▸ Entries shown

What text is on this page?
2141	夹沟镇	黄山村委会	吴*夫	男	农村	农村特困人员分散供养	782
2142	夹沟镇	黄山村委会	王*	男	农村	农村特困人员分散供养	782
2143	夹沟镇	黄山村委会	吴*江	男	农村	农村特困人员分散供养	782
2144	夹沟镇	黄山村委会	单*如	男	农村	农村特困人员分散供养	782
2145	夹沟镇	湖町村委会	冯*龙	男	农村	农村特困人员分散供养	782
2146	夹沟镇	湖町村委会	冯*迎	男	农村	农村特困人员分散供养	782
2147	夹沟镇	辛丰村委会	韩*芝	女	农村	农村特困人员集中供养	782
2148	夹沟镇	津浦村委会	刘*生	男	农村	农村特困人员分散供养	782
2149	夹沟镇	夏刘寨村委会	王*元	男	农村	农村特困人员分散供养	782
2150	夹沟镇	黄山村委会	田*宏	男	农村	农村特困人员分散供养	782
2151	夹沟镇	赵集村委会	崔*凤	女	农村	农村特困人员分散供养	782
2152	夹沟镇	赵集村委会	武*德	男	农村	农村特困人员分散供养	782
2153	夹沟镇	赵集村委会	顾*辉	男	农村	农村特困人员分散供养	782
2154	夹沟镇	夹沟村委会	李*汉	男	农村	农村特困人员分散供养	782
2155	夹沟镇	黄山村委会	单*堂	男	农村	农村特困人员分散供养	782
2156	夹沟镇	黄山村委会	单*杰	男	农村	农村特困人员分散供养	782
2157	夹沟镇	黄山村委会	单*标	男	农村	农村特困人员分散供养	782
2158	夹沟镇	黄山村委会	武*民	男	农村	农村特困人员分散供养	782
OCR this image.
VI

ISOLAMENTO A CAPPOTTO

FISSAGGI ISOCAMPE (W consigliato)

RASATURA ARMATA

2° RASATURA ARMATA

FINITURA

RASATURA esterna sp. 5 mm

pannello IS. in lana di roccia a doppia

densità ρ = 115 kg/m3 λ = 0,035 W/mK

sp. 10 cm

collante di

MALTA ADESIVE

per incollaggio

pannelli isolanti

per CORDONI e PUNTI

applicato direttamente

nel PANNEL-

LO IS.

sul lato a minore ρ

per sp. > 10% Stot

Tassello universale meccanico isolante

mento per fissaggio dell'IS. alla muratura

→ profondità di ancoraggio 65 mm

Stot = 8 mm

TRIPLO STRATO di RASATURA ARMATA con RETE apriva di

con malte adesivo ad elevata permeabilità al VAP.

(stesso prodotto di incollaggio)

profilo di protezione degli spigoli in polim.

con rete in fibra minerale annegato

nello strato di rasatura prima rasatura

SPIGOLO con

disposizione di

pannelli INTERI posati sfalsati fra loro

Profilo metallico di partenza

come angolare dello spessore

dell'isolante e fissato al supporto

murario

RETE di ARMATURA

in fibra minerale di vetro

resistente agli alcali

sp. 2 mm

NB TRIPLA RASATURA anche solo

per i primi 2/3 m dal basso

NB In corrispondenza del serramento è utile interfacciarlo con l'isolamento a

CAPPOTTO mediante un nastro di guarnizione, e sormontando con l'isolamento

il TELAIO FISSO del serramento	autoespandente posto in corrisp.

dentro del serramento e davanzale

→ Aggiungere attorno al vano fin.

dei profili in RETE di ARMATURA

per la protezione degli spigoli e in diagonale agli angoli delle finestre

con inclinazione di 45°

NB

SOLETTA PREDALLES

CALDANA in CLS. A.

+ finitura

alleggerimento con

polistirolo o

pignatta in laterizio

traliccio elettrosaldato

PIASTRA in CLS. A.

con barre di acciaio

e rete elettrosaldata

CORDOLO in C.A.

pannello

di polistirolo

▸ Exercise task
Say how many lines of the material contain the word "CAPPOTTO", with no other text.

▸ Answer for the task
2